▸ DO THIS: Find every line in the records below that holds the word "thought", and copy it out.

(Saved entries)
····················
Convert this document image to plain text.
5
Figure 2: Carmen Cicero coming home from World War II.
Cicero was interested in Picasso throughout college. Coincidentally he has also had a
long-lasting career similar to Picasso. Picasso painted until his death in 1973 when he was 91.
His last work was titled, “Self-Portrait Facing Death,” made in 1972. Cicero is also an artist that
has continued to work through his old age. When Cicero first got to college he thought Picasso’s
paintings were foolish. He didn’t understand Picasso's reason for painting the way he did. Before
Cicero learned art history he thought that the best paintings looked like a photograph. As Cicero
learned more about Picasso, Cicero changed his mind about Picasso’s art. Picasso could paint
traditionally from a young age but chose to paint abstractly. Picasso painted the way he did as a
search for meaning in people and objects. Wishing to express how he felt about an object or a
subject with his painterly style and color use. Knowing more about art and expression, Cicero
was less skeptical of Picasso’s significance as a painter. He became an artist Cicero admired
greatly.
····················
▸ SOLUTION TO THIS EXERCISE:
has continued to work through his old age. When Cicero first got to college he thought Picasso’s
Cicero learned art history he thought that the best paintings looked like a photograph. As Cicero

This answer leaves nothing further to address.